## What you need to do
In the material below, find all lines with the string "text" and copy them.

## Stored data
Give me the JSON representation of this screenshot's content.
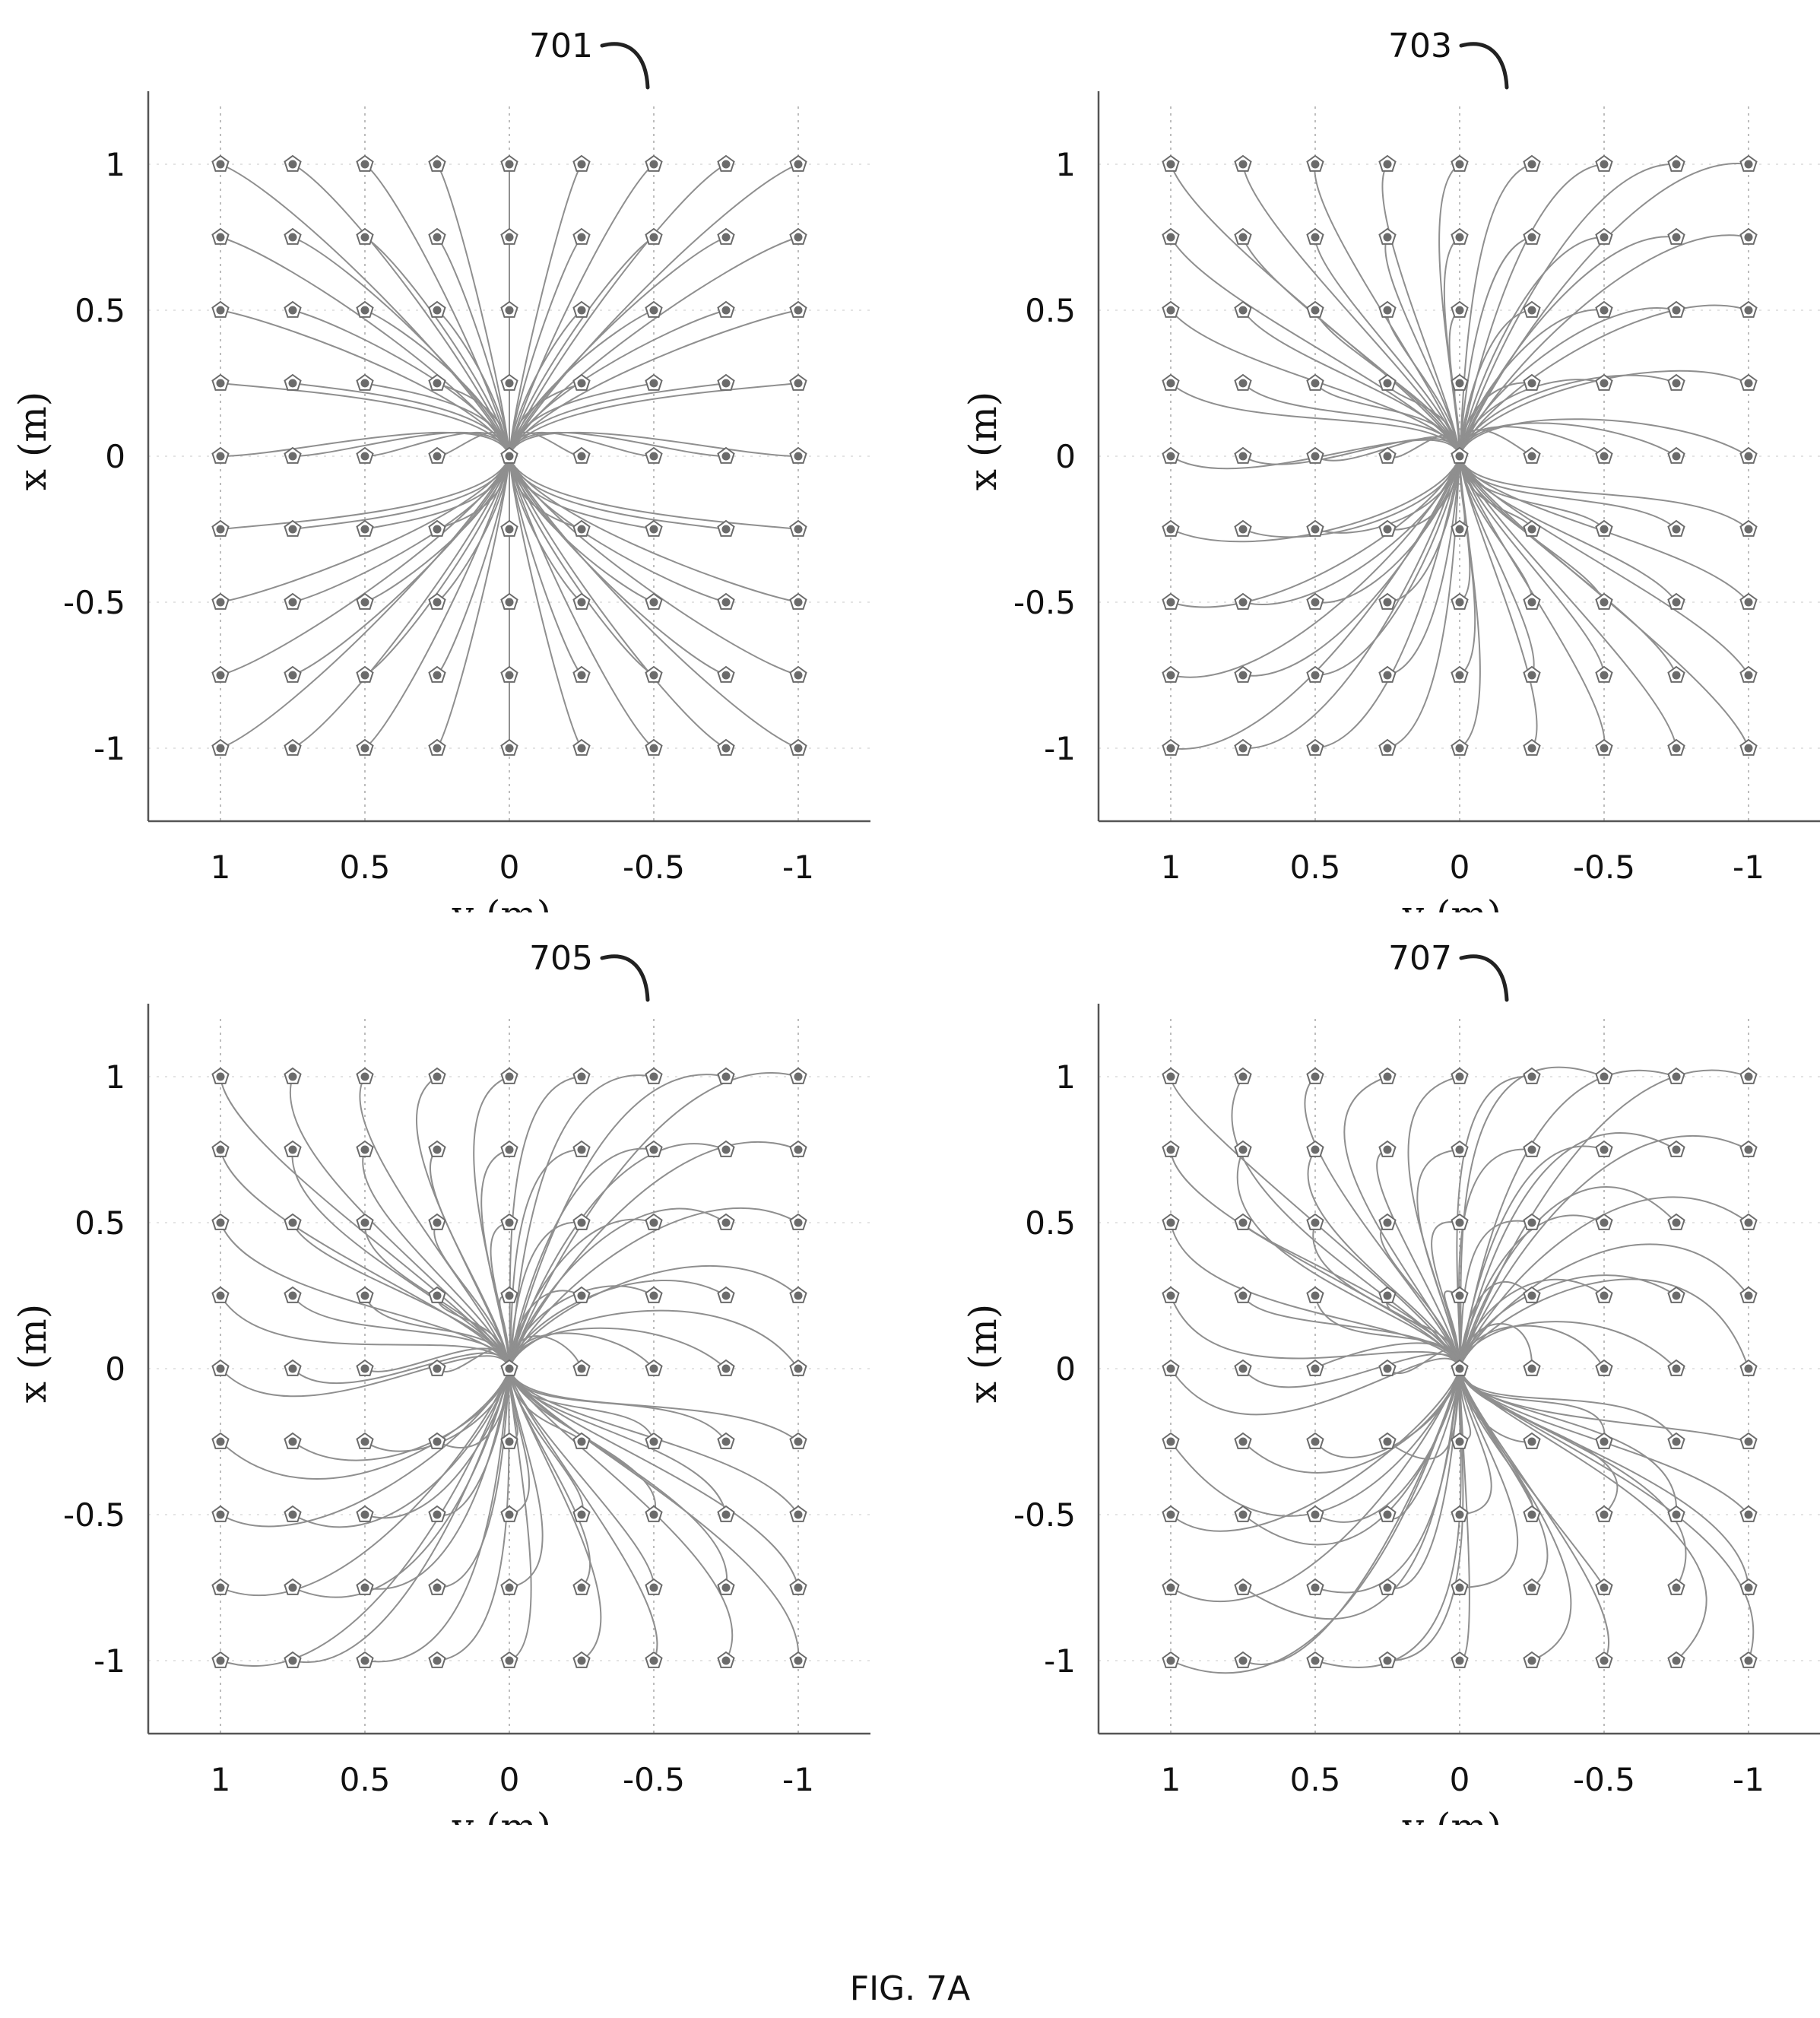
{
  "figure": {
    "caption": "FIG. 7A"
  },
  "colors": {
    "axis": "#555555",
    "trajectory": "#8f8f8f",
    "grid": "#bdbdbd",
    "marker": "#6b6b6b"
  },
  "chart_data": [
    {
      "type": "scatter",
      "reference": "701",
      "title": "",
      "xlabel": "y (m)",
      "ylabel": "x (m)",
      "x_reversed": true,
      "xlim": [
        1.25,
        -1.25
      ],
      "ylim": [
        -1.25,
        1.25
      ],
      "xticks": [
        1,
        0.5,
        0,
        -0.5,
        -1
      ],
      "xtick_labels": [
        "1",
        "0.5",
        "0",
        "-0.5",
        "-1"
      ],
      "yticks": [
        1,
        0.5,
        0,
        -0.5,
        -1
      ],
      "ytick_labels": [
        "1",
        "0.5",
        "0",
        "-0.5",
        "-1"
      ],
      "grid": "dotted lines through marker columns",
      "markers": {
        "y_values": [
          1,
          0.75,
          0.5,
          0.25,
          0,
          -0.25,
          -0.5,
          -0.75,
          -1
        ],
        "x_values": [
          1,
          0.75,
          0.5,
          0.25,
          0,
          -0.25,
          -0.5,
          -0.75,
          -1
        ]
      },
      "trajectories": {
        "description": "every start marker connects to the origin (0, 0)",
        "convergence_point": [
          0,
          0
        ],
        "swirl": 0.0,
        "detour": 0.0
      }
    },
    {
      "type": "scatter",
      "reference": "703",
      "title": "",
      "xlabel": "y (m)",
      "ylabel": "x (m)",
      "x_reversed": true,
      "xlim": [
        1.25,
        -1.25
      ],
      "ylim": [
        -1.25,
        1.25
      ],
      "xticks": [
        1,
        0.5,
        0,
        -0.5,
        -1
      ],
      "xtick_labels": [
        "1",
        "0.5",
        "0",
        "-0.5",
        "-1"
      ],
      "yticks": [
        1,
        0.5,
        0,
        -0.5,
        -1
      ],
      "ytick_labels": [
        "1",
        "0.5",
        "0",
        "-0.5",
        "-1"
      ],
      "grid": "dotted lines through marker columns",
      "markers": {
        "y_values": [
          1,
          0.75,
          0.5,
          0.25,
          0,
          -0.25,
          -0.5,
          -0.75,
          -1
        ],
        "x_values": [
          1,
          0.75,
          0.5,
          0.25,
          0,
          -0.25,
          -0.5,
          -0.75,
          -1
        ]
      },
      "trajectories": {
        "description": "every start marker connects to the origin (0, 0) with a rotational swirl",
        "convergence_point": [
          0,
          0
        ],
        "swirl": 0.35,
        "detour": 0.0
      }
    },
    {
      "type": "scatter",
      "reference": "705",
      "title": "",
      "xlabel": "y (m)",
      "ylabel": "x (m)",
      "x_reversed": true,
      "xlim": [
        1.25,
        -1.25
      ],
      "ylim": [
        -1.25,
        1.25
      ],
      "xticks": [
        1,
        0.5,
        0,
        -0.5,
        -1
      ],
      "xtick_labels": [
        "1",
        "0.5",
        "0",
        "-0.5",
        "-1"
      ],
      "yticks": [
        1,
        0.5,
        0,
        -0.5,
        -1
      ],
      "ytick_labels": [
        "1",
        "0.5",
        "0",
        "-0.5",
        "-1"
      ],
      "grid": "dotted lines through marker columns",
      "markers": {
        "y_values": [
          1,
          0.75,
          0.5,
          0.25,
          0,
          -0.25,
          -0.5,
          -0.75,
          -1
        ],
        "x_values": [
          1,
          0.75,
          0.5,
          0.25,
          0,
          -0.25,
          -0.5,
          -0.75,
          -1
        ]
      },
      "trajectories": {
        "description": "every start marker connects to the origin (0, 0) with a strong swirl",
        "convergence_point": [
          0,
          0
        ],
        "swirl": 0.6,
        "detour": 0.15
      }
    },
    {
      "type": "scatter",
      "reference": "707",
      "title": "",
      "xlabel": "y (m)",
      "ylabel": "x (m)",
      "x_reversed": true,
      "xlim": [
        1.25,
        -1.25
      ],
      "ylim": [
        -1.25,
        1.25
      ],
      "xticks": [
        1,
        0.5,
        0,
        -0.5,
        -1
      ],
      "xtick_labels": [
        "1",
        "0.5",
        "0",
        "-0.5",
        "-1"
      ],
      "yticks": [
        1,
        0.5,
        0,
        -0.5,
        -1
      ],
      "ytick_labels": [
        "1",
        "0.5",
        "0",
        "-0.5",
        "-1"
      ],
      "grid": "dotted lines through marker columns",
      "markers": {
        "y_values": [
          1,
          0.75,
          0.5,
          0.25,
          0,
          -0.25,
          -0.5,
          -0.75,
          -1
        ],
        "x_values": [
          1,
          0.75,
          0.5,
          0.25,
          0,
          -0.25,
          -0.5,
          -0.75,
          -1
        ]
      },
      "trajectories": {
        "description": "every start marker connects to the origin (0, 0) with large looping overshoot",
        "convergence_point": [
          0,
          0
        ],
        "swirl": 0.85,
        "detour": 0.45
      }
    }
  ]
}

---

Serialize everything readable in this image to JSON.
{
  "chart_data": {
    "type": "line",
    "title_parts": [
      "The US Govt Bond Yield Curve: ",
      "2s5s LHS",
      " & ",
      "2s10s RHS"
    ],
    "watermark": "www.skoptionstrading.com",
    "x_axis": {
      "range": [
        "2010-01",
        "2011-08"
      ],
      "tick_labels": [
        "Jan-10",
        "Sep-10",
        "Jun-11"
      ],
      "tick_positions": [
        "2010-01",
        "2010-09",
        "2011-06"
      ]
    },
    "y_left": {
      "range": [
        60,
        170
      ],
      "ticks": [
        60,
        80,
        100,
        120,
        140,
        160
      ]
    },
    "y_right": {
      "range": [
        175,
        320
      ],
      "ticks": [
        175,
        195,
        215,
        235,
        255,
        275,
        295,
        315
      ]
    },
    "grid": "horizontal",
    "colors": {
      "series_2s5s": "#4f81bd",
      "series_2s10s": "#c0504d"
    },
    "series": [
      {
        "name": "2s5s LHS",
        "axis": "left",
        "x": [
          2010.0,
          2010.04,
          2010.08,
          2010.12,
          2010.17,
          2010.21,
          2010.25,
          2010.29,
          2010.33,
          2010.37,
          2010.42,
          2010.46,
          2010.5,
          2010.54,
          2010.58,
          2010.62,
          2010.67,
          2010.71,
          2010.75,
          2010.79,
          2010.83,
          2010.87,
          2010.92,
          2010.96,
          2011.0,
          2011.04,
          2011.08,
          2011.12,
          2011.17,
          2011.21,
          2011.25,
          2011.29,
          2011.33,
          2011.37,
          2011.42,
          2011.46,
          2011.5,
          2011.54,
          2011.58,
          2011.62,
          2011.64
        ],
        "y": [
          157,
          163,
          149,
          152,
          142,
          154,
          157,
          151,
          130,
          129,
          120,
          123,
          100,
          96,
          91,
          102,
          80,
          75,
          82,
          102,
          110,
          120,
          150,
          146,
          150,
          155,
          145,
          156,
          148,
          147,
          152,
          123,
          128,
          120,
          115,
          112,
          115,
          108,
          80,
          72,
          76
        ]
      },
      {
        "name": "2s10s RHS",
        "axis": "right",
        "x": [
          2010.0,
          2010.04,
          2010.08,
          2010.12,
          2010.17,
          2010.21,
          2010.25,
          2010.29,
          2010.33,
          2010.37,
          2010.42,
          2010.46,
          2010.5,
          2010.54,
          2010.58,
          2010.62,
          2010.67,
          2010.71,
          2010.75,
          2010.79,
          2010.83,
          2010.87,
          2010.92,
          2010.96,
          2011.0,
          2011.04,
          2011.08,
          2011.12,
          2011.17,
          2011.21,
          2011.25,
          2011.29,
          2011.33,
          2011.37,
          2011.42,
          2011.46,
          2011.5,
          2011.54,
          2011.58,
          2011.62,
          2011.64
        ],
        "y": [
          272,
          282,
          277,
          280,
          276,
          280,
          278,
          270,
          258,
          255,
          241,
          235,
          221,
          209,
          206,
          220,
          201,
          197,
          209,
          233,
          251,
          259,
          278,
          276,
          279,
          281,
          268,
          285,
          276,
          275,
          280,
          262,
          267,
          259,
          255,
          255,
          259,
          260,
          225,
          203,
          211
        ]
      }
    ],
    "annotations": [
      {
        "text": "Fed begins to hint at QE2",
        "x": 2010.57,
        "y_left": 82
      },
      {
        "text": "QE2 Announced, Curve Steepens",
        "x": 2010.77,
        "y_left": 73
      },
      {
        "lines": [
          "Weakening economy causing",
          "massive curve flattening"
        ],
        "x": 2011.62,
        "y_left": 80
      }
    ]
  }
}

## Exercise result
        "text": "Fed begins to hint at QE2",
        "text": "QE2 Announced, Curve Steepens",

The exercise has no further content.